• **Task to carry out**:
Go through the records and give each one again exactly.

[Start Data provided]

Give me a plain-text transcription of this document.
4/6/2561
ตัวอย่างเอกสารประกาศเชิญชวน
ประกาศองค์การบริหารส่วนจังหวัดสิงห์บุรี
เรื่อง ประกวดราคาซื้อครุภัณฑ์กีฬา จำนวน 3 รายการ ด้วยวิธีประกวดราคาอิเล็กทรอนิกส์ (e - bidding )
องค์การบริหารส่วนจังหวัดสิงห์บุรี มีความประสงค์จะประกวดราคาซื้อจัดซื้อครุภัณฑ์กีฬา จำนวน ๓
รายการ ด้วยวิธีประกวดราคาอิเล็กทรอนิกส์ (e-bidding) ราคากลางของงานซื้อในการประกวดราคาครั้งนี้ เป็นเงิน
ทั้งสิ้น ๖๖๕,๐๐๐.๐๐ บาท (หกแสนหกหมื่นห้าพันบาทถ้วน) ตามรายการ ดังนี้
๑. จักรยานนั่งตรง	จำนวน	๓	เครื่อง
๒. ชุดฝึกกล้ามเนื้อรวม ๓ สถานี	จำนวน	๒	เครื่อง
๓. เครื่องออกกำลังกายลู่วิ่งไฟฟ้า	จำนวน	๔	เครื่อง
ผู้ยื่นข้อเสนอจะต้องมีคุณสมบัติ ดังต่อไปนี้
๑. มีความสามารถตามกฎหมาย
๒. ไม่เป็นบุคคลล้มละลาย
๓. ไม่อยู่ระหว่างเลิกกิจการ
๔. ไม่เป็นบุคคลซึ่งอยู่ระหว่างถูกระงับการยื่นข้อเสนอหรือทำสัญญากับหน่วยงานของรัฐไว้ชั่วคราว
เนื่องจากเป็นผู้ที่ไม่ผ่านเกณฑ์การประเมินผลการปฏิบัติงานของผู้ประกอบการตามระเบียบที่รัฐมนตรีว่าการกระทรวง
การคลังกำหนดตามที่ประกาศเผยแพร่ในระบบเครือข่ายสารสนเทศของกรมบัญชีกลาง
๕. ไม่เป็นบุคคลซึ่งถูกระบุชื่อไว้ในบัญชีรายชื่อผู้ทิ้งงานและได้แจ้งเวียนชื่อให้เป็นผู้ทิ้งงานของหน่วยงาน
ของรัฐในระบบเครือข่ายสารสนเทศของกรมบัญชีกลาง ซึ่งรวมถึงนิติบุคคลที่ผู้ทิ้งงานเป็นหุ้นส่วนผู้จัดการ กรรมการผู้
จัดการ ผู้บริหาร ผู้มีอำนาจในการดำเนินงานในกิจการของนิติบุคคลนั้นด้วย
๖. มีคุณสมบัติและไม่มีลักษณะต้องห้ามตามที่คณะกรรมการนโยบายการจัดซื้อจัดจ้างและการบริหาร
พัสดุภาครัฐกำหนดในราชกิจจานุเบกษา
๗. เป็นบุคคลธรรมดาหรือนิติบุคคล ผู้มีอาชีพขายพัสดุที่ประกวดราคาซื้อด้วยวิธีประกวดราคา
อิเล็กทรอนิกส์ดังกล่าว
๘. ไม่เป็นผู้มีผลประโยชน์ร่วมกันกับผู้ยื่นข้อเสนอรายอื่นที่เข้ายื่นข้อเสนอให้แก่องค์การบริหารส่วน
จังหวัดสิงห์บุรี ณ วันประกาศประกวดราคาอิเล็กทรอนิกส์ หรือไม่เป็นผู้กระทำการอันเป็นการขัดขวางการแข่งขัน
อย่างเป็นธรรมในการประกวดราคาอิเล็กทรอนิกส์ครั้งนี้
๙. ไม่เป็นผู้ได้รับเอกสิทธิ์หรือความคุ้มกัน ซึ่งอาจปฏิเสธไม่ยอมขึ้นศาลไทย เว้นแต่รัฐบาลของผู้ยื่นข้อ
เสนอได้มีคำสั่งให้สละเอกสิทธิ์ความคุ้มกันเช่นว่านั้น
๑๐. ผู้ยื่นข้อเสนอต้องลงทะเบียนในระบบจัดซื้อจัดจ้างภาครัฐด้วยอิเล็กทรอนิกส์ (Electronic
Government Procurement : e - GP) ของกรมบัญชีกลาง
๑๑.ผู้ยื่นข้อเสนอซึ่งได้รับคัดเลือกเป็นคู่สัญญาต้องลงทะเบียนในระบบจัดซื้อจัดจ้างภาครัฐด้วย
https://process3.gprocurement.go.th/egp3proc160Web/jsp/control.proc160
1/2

[End Data provided]

• **Exercise result**:
Give me a plain-text transcription of this document.
4/6/2561
ตัวอย่างเอกสารประกาศเชิญชวน
ประกาศองค์การบริหารส่วนจังหวัดสิงห์บุรี
เรื่อง ประกวดราคาซื้อครุภัณฑ์กีฬา จำนวน 3 รายการ ด้วยวิธีประกวดราคาอิเล็กทรอนิกส์ (e - bidding )
องค์การบริหารส่วนจังหวัดสิงห์บุรี มีความประสงค์จะประกวดราคาซื้อจัดซื้อครุภัณฑ์กีฬา จำนวน ๓
รายการ ด้วยวิธีประกวดราคาอิเล็กทรอนิกส์ (e-bidding) ราคากลางของงานซื้อในการประกวดราคาครั้งนี้ เป็นเงิน
ทั้งสิ้น ๖๖๕,๐๐๐.๐๐ บาท (หกแสนหกหมื่นห้าพันบาทถ้วน) ตามรายการ ดังนี้
๑. จักรยานนั่งตรง	จำนวน	๓	เครื่อง
๒. ชุดฝึกกล้ามเนื้อรวม ๓ สถานี	จำนวน	๒	เครื่อง
๓. เครื่องออกกำลังกายลู่วิ่งไฟฟ้า	จำนวน	๔	เครื่อง
ผู้ยื่นข้อเสนอจะต้องมีคุณสมบัติ ดังต่อไปนี้
๑. มีความสามารถตามกฎหมาย
๒. ไม่เป็นบุคคลล้มละลาย
๓. ไม่อยู่ระหว่างเลิกกิจการ
๔. ไม่เป็นบุคคลซึ่งอยู่ระหว่างถูกระงับการยื่นข้อเสนอหรือทำสัญญากับหน่วยงานของรัฐไว้ชั่วคราว
เนื่องจากเป็นผู้ที่ไม่ผ่านเกณฑ์การประเมินผลการปฏิบัติงานของผู้ประกอบการตามระเบียบที่รัฐมนตรีว่าการกระทรวง
การคลังกำหนดตามที่ประกาศเผยแพร่ในระบบเครือข่ายสารสนเทศของกรมบัญชีกลาง
๕. ไม่เป็นบุคคลซึ่งถูกระบุชื่อไว้ในบัญชีรายชื่อผู้ทิ้งงานและได้แจ้งเวียนชื่อให้เป็นผู้ทิ้งงานของหน่วยงาน
ของรัฐในระบบเครือข่ายสารสนเทศของกรมบัญชีกลาง ซึ่งรวมถึงนิติบุคคลที่ผู้ทิ้งงานเป็นหุ้นส่วนผู้จัดการ กรรมการผู้
จัดการ ผู้บริหาร ผู้มีอำนาจในการดำเนินงานในกิจการของนิติบุคคลนั้นด้วย
๖. มีคุณสมบัติและไม่มีลักษณะต้องห้ามตามที่คณะกรรมการนโยบายการจัดซื้อจัดจ้างและการบริหาร
พัสดุภาครัฐกำหนดในราชกิจจานุเบกษา
๗. เป็นบุคคลธรรมดาหรือนิติบุคคล ผู้มีอาชีพขายพัสดุที่ประกวดราคาซื้อด้วยวิธีประกวดราคา
อิเล็กทรอนิกส์ดังกล่าว
๘. ไม่เป็นผู้มีผลประโยชน์ร่วมกันกับผู้ยื่นข้อเสนอรายอื่นที่เข้ายื่นข้อเสนอให้แก่องค์การบริหารส่วน
จังหวัดสิงห์บุรี ณ วันประกาศประกวดราคาอิเล็กทรอนิกส์ หรือไม่เป็นผู้กระทำการอันเป็นการขัดขวางการแข่งขัน
อย่างเป็นธรรมในการประกวดราคาอิเล็กทรอนิกส์ครั้งนี้
๙. ไม่เป็นผู้ได้รับเอกสิทธิ์หรือความคุ้มกัน ซึ่งอาจปฏิเสธไม่ยอมขึ้นศาลไทย เว้นแต่รัฐบาลของผู้ยื่นข้อ
เสนอได้มีคำสั่งให้สละเอกสิทธิ์ความคุ้มกันเช่นว่านั้น
๑๐. ผู้ยื่นข้อเสนอต้องลงทะเบียนในระบบจัดซื้อจัดจ้างภาครัฐด้วยอิเล็กทรอนิกส์ (Electronic
Government Procurement : e - GP) ของกรมบัญชีกลาง
๑๑.ผู้ยื่นข้อเสนอซึ่งได้รับคัดเลือกเป็นคู่สัญญาต้องลงทะเบียนในระบบจัดซื้อจัดจ้างภาครัฐด้วย
https://process3.gprocurement.go.th/egp3proc160Web/jsp/control.proc160
1/2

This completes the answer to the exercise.